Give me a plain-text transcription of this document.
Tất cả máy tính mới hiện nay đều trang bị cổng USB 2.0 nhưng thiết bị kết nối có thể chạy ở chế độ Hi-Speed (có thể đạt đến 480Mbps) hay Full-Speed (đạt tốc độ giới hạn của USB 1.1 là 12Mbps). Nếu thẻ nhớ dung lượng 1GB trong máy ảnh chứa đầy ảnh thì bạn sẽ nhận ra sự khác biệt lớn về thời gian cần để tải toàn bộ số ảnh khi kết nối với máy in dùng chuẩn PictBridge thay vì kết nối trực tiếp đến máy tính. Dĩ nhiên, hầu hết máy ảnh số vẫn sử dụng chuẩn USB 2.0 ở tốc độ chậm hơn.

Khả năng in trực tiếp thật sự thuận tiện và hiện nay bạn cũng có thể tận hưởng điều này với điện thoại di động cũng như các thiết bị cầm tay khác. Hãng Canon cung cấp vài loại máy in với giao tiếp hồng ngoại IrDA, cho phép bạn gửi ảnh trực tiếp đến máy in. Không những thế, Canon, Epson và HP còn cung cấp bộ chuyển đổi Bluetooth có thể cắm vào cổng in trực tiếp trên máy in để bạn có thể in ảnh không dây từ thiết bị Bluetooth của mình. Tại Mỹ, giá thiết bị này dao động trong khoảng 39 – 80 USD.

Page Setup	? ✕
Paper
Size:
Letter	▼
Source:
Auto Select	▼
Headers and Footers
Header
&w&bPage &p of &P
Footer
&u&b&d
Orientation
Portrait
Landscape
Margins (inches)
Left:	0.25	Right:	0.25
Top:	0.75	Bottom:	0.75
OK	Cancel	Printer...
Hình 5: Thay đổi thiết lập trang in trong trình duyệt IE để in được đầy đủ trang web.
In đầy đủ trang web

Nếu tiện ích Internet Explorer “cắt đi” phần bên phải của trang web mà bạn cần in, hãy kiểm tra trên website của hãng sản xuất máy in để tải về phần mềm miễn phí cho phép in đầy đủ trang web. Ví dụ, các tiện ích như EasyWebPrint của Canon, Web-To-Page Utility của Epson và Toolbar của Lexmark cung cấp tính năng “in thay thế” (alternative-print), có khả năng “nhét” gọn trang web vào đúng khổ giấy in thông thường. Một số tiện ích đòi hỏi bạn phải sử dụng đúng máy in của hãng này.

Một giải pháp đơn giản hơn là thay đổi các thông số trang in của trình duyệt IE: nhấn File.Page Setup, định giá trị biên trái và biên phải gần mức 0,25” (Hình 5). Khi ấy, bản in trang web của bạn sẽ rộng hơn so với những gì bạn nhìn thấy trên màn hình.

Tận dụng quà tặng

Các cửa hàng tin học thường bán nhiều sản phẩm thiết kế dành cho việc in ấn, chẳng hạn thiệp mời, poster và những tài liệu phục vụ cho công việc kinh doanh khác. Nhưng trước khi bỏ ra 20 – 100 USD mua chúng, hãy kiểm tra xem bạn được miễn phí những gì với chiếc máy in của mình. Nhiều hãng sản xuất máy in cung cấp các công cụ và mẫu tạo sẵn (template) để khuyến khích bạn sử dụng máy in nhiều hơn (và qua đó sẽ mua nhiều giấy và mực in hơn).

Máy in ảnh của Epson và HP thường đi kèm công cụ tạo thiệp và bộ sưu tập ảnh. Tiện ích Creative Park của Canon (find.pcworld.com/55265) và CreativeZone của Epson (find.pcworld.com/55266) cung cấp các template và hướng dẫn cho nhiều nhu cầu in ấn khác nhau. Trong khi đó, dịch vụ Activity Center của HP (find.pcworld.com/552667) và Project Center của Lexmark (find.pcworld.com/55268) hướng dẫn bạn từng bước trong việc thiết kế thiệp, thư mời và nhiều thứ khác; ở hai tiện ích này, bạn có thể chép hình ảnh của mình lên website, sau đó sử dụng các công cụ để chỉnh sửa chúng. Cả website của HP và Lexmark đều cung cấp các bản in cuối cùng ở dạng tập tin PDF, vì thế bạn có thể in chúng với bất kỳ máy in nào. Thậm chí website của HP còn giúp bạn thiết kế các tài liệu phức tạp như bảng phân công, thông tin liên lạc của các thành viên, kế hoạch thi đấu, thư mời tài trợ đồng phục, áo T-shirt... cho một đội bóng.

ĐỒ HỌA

────

● Aim
Reproduce all data above, unchanged.

● Response to the exercise
Give me a plain-text transcription of this document.
Tất cả máy tính mới hiện nay đều trang bị cổng USB 2.0 nhưng thiết bị kết nối có thể chạy ở chế độ Hi-Speed (có thể đạt đến 480Mbps) hay Full-Speed (đạt tốc độ giới hạn của USB 1.1 là 12Mbps). Nếu thẻ nhớ dung lượng 1GB trong máy ảnh chứa đầy ảnh thì bạn sẽ nhận ra sự khác biệt lớn về thời gian cần để tải toàn bộ số ảnh khi kết nối với máy in dùng chuẩn PictBridge thay vì kết nối trực tiếp đến máy tính. Dĩ nhiên, hầu hết máy ảnh số vẫn sử dụng chuẩn USB 2.0 ở tốc độ chậm hơn.

Khả năng in trực tiếp thật sự thuận tiện và hiện nay bạn cũng có thể tận hưởng điều này với điện thoại di động cũng như các thiết bị cầm tay khác. Hãng Canon cung cấp vài loại máy in với giao tiếp hồng ngoại IrDA, cho phép bạn gửi ảnh trực tiếp đến máy in. Không những thế, Canon, Epson và HP còn cung cấp bộ chuyển đổi Bluetooth có thể cắm vào cổng in trực tiếp trên máy in để bạn có thể in ảnh không dây từ thiết bị Bluetooth của mình. Tại Mỹ, giá thiết bị này dao động trong khoảng 39 – 80 USD.

Page Setup	? ✕
Paper
Size:
Letter	▼
Source:
Auto Select	▼
Headers and Footers
Header
&w&bPage &p of &P
Footer
&u&b&d
Orientation
Portrait
Landscape
Margins (inches)
Left:	0.25	Right:	0.25
Top:	0.75	Bottom:	0.75
OK	Cancel	Printer...
Hình 5: Thay đổi thiết lập trang in trong trình duyệt IE để in được đầy đủ trang web.
In đầy đủ trang web

Nếu tiện ích Internet Explorer “cắt đi” phần bên phải của trang web mà bạn cần in, hãy kiểm tra trên website của hãng sản xuất máy in để tải về phần mềm miễn phí cho phép in đầy đủ trang web. Ví dụ, các tiện ích như EasyWebPrint của Canon, Web-To-Page Utility của Epson và Toolbar của Lexmark cung cấp tính năng “in thay thế” (alternative-print), có khả năng “nhét” gọn trang web vào đúng khổ giấy in thông thường. Một số tiện ích đòi hỏi bạn phải sử dụng đúng máy in của hãng này.

Một giải pháp đơn giản hơn là thay đổi các thông số trang in của trình duyệt IE: nhấn File.Page Setup, định giá trị biên trái và biên phải gần mức 0,25” (Hình 5). Khi ấy, bản in trang web của bạn sẽ rộng hơn so với những gì bạn nhìn thấy trên màn hình.

Tận dụng quà tặng

Các cửa hàng tin học thường bán nhiều sản phẩm thiết kế dành cho việc in ấn, chẳng hạn thiệp mời, poster và những tài liệu phục vụ cho công việc kinh doanh khác. Nhưng trước khi bỏ ra 20 – 100 USD mua chúng, hãy kiểm tra xem bạn được miễn phí những gì với chiếc máy in của mình. Nhiều hãng sản xuất máy in cung cấp các công cụ và mẫu tạo sẵn (template) để khuyến khích bạn sử dụng máy in nhiều hơn (và qua đó sẽ mua nhiều giấy và mực in hơn).

Máy in ảnh của Epson và HP thường đi kèm công cụ tạo thiệp và bộ sưu tập ảnh. Tiện ích Creative Park của Canon (find.pcworld.com/55265) và CreativeZone của Epson (find.pcworld.com/55266) cung cấp các template và hướng dẫn cho nhiều nhu cầu in ấn khác nhau. Trong khi đó, dịch vụ Activity Center của HP (find.pcworld.com/552667) và Project Center của Lexmark (find.pcworld.com/55268) hướng dẫn bạn từng bước trong việc thiết kế thiệp, thư mời và nhiều thứ khác; ở hai tiện ích này, bạn có thể chép hình ảnh của mình lên website, sau đó sử dụng các công cụ để chỉnh sửa chúng. Cả website của HP và Lexmark đều cung cấp các bản in cuối cùng ở dạng tập tin PDF, vì thế bạn có thể in chúng với bất kỳ máy in nào. Thậm chí website của HP còn giúp bạn thiết kế các tài liệu phức tạp như bảng phân công, thông tin liên lạc của các thành viên, kế hoạch thi đấu, thư mời tài trợ đồng phục, áo T-shirt... cho một đội bóng.

ĐỒ HỌA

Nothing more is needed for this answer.